___ Input material ___

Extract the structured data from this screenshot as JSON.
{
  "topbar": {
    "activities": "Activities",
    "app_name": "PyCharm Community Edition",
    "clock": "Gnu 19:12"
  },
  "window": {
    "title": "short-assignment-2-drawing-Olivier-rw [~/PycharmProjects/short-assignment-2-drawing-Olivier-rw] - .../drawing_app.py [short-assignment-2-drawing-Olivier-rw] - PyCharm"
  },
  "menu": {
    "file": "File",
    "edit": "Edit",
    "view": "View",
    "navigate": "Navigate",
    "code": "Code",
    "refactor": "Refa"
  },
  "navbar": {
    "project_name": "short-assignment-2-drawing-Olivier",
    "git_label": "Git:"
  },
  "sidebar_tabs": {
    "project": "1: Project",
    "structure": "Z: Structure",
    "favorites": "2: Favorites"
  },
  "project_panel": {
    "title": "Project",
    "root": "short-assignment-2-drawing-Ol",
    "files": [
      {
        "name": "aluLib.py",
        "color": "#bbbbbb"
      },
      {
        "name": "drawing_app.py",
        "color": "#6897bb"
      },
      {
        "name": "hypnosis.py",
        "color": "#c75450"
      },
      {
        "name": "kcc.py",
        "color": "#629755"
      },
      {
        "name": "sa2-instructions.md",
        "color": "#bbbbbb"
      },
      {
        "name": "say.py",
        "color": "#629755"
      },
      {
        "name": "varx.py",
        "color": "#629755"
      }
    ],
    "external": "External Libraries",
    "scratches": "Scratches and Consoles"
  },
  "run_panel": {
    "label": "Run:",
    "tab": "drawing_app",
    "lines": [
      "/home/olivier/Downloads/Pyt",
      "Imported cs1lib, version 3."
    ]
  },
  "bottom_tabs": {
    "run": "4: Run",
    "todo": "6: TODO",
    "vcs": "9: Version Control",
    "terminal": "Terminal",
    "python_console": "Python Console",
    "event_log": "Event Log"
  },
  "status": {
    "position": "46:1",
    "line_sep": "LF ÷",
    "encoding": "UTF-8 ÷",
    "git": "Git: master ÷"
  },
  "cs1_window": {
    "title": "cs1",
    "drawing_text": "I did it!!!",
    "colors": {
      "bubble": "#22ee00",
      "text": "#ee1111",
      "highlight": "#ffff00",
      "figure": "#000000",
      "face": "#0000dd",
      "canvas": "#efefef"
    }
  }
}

___

- **What to work on**:
Word for word, extract all the records.

- **Expected output**:
Extract the structured data from this screenshot as JSON.
{
  "topbar": {
    "activities": "Activities",
    "app_name": "PyCharm Community Edition",
    "clock": "Gnu 19:12"
  },
  "window": {
    "title": "short-assignment-2-drawing-Olivier-rw [~/PycharmProjects/short-assignment-2-drawing-Olivier-rw] - .../drawing_app.py [short-assignment-2-drawing-Olivier-rw] - PyCharm"
  },
  "menu": {
    "file": "File",
    "edit": "Edit",
    "view": "View",
    "navigate": "Navigate",
    "code": "Code",
    "refactor": "Refa"
  },
  "navbar": {
    "project_name": "short-assignment-2-drawing-Olivier",
    "git_label": "Git:"
  },
  "sidebar_tabs": {
    "project": "1: Project",
    "structure": "Z: Structure",
    "favorites": "2: Favorites"
  },
  "project_panel": {
    "title": "Project",
    "root": "short-assignment-2-drawing-Ol",
    "files": [
      {
        "name": "aluLib.py",
        "color": "#bbbbbb"
      },
      {
        "name": "drawing_app.py",
        "color": "#6897bb"
      },
      {
        "name": "hypnosis.py",
        "color": "#c75450"
      },
      {
        "name": "kcc.py",
        "color": "#629755"
      },
      {
        "name": "sa2-instructions.md",
        "color": "#bbbbbb"
      },
      {
        "name": "say.py",
        "color": "#629755"
      },
      {
        "name": "varx.py",
        "color": "#629755"
      }
    ],
    "external": "External Libraries",
    "scratches": "Scratches and Consoles"
  },
  "run_panel": {
    "label": "Run:",
    "tab": "drawing_app",
    "lines": [
      "/home/olivier/Downloads/Pyt",
      "Imported cs1lib, version 3."
    ]
  },
  "bottom_tabs": {
    "run": "4: Run",
    "todo": "6: TODO",
    "vcs": "9: Version Control",
    "terminal": "Terminal",
    "python_console": "Python Console",
    "event_log": "Event Log"
  },
  "status": {
    "position": "46:1",
    "line_sep": "LF ÷",
    "encoding": "UTF-8 ÷",
    "git": "Git: master ÷"
  },
  "cs1_window": {
    "title": "cs1",
    "drawing_text": "I did it!!!",
    "colors": {
      "bubble": "#22ee00",
      "text": "#ee1111",
      "highlight": "#ffff00",
      "figure": "#000000",
      "face": "#0000dd",
      "canvas": "#efefef"
    }
  }
}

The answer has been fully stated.